Data in this exercise:
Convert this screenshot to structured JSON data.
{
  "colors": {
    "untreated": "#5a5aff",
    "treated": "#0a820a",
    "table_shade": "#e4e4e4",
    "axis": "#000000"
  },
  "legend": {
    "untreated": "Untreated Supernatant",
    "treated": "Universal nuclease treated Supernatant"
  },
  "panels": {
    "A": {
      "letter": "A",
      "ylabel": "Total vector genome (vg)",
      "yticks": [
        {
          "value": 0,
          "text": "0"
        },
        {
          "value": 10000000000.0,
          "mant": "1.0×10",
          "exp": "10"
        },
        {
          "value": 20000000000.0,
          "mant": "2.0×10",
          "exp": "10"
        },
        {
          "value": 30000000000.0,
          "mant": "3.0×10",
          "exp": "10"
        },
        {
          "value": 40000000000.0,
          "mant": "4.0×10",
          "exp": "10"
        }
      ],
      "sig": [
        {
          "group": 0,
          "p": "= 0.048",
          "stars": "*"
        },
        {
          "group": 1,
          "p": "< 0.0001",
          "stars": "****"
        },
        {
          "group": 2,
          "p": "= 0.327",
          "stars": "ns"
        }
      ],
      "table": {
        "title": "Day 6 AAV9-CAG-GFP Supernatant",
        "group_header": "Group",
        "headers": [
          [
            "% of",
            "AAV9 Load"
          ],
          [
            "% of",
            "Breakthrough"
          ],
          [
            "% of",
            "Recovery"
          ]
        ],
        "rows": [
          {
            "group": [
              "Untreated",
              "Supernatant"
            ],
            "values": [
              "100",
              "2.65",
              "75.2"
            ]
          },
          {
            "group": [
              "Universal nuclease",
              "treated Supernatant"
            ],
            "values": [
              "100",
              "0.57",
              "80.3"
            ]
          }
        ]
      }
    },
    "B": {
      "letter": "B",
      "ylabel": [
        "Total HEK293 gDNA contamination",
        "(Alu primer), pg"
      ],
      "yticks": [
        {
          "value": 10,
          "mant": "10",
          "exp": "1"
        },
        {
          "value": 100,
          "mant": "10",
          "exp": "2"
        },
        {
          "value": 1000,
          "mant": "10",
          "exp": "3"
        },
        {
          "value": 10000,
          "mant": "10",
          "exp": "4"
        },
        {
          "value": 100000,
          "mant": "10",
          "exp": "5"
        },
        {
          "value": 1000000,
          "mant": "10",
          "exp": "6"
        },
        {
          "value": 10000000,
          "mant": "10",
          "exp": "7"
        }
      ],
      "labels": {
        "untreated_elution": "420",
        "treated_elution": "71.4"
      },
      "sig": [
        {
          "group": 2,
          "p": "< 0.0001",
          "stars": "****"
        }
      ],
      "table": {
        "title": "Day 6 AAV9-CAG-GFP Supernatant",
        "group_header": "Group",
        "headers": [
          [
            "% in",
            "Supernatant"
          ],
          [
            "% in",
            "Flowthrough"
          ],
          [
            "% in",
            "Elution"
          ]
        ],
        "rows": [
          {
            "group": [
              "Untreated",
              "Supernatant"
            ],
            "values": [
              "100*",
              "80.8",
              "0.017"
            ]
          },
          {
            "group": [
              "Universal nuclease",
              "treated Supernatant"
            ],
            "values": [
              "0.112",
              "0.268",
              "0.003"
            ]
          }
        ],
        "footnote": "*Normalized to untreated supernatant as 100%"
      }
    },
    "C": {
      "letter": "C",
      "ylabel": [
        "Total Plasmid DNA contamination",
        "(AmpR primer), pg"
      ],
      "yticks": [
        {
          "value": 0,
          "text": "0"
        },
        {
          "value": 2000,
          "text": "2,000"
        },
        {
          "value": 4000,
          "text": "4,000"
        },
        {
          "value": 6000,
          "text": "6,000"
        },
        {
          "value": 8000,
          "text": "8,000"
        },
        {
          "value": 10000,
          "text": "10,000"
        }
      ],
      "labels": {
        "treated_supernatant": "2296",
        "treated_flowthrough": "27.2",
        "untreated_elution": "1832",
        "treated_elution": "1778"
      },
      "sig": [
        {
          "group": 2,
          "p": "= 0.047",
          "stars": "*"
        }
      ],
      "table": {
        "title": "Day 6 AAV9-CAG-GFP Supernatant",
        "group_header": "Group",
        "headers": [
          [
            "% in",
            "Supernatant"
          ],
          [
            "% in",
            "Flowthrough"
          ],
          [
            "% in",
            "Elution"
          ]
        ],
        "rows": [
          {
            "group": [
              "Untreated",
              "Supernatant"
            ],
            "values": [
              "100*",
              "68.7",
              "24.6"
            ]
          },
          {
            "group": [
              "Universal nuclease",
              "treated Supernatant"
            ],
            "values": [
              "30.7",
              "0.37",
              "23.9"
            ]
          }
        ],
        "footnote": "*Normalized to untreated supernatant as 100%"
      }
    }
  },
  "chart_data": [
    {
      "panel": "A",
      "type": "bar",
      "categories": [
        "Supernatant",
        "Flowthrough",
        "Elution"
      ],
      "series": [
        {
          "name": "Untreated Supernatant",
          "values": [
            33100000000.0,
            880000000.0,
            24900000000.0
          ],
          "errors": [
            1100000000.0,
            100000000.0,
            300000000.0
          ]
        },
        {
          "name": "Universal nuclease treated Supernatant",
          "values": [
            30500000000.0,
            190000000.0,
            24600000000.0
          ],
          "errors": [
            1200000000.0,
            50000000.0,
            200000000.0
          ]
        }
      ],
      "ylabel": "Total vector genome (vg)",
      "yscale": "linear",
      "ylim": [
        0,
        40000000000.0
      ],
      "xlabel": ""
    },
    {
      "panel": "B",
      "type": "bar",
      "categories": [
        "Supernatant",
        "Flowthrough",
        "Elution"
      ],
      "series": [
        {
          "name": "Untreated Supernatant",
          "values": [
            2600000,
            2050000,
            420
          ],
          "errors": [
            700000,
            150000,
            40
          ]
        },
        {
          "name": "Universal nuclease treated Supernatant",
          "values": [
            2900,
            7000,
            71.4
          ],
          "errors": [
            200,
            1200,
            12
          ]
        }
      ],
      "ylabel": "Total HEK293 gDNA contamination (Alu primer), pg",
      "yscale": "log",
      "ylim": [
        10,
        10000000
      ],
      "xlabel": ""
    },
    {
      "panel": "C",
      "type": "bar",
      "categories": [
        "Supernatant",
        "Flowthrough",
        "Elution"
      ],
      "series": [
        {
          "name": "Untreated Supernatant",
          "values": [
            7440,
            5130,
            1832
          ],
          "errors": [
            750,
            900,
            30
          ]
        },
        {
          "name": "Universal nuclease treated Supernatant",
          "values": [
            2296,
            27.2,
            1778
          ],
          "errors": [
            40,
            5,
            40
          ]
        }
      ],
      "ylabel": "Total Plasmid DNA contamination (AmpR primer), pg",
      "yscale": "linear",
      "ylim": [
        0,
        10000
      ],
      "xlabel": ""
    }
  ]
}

Prompt: Copy the data word for word.

Solution below:
Convert this screenshot to structured JSON data.
{
  "colors": {
    "untreated": "#5a5aff",
    "treated": "#0a820a",
    "table_shade": "#e4e4e4",
    "axis": "#000000"
  },
  "legend": {
    "untreated": "Untreated Supernatant",
    "treated": "Universal nuclease treated Supernatant"
  },
  "panels": {
    "A": {
      "letter": "A",
      "ylabel": "Total vector genome (vg)",
      "yticks": [
        {
          "value": 0,
          "text": "0"
        },
        {
          "value": 10000000000.0,
          "mant": "1.0×10",
          "exp": "10"
        },
        {
          "value": 20000000000.0,
          "mant": "2.0×10",
          "exp": "10"
        },
        {
          "value": 30000000000.0,
          "mant": "3.0×10",
          "exp": "10"
        },
        {
          "value": 40000000000.0,
          "mant": "4.0×10",
          "exp": "10"
        }
      ],
      "sig": [
        {
          "group": 0,
          "p": "= 0.048",
          "stars": "*"
        },
        {
          "group": 1,
          "p": "< 0.0001",
          "stars": "****"
        },
        {
          "group": 2,
          "p": "= 0.327",
          "stars": "ns"
        }
      ],
      "table": {
        "title": "Day 6 AAV9-CAG-GFP Supernatant",
        "group_header": "Group",
        "headers": [
          [
            "% of",
            "AAV9 Load"
          ],
          [
            "% of",
            "Breakthrough"
          ],
          [
            "% of",
            "Recovery"
          ]
        ],
        "rows": [
          {
            "group": [
              "Untreated",
              "Supernatant"
            ],
            "values": [
              "100",
              "2.65",
              "75.2"
            ]
          },
          {
            "group": [
              "Universal nuclease",
              "treated Supernatant"
            ],
            "values": [
              "100",
              "0.57",
              "80.3"
            ]
          }
        ]
      }
    },
    "B": {
      "letter": "B",
      "ylabel": [
        "Total HEK293 gDNA contamination",
        "(Alu primer), pg"
      ],
      "yticks": [
        {
          "value": 10,
          "mant": "10",
          "exp": "1"
        },
        {
          "value": 100,
          "mant": "10",
          "exp": "2"
        },
        {
          "value": 1000,
          "mant": "10",
          "exp": "3"
        },
        {
          "value": 10000,
          "mant": "10",
          "exp": "4"
        },
        {
          "value": 100000,
          "mant": "10",
          "exp": "5"
        },
        {
          "value": 1000000,
          "mant": "10",
          "exp": "6"
        },
        {
          "value": 10000000,
          "mant": "10",
          "exp": "7"
        }
      ],
      "labels": {
        "untreated_elution": "420",
        "treated_elution": "71.4"
      },
      "sig": [
        {
          "group": 2,
          "p": "< 0.0001",
          "stars": "****"
        }
      ],
      "table": {
        "title": "Day 6 AAV9-CAG-GFP Supernatant",
        "group_header": "Group",
        "headers": [
          [
            "% in",
            "Supernatant"
          ],
          [
            "% in",
            "Flowthrough"
          ],
          [
            "% in",
            "Elution"
          ]
        ],
        "rows": [
          {
            "group": [
              "Untreated",
              "Supernatant"
            ],
            "values": [
              "100*",
              "80.8",
              "0.017"
            ]
          },
          {
            "group": [
              "Universal nuclease",
              "treated Supernatant"
            ],
            "values": [
              "0.112",
              "0.268",
              "0.003"
            ]
          }
        ],
        "footnote": "*Normalized to untreated supernatant as 100%"
      }
    },
    "C": {
      "letter": "C",
      "ylabel": [
        "Total Plasmid DNA contamination",
        "(AmpR primer), pg"
      ],
      "yticks": [
        {
          "value": 0,
          "text": "0"
        },
        {
          "value": 2000,
          "text": "2,000"
        },
        {
          "value": 4000,
          "text": "4,000"
        },
        {
          "value": 6000,
          "text": "6,000"
        },
        {
          "value": 8000,
          "text": "8,000"
        },
        {
          "value": 10000,
          "text": "10,000"
        }
      ],
      "labels": {
        "treated_supernatant": "2296",
        "treated_flowthrough": "27.2",
        "untreated_elution": "1832",
        "treated_elution": "1778"
      },
      "sig": [
        {
          "group": 2,
          "p": "= 0.047",
          "stars": "*"
        }
      ],
      "table": {
        "title": "Day 6 AAV9-CAG-GFP Supernatant",
        "group_header": "Group",
        "headers": [
          [
            "% in",
            "Supernatant"
          ],
          [
            "% in",
            "Flowthrough"
          ],
          [
            "% in",
            "Elution"
          ]
        ],
        "rows": [
          {
            "group": [
              "Untreated",
              "Supernatant"
            ],
            "values": [
              "100*",
              "68.7",
              "24.6"
            ]
          },
          {
            "group": [
              "Universal nuclease",
              "treated Supernatant"
            ],
            "values": [
              "30.7",
              "0.37",
              "23.9"
            ]
          }
        ],
        "footnote": "*Normalized to untreated supernatant as 100%"
      }
    }
  },
  "chart_data": [
    {
      "panel": "A",
      "type": "bar",
      "categories": [
        "Supernatant",
        "Flowthrough",
        "Elution"
      ],
      "series": [
        {
          "name": "Untreated Supernatant",
          "values": [
            33100000000.0,
            880000000.0,
            24900000000.0
          ],
          "errors": [
            1100000000.0,
            100000000.0,
            300000000.0
          ]
        },
        {
          "name": "Universal nuclease treated Supernatant",
          "values": [
            30500000000.0,
            190000000.0,
            24600000000.0
          ],
          "errors": [
            1200000000.0,
            50000000.0,
            200000000.0
          ]
        }
      ],
      "ylabel": "Total vector genome (vg)",
      "yscale": "linear",
      "ylim": [
        0,
        40000000000.0
      ],
      "xlabel": ""
    },
    {
      "panel": "B",
      "type": "bar",
      "categories": [
        "Supernatant",
        "Flowthrough",
        "Elution"
      ],
      "series": [
        {
          "name": "Untreated Supernatant",
          "values": [
            2600000,
            2050000,
            420
          ],
          "errors": [
            700000,
            150000,
            40
          ]
        },
        {
          "name": "Universal nuclease treated Supernatant",
          "values": [
            2900,
            7000,
            71.4
          ],
          "errors": [
            200,
            1200,
            12
          ]
        }
      ],
      "ylabel": "Total HEK293 gDNA contamination (Alu primer), pg",
      "yscale": "log",
      "ylim": [
        10,
        10000000
      ],
      "xlabel": ""
    },
    {
      "panel": "C",
      "type": "bar",
      "categories": [
        "Supernatant",
        "Flowthrough",
        "Elution"
      ],
      "series": [
        {
          "name": "Untreated Supernatant",
          "values": [
            7440,
            5130,
            1832
          ],
          "errors": [
            750,
            900,
            30
          ]
        },
        {
          "name": "Universal nuclease treated Supernatant",
          "values": [
            2296,
            27.2,
            1778
          ],
          "errors": [
            40,
            5,
            40
          ]
        }
      ],
      "ylabel": "Total Plasmid DNA contamination (AmpR primer), pg",
      "yscale": "linear",
      "ylim": [
        0,
        10000
      ],
      "xlabel": ""
    }
  ]
}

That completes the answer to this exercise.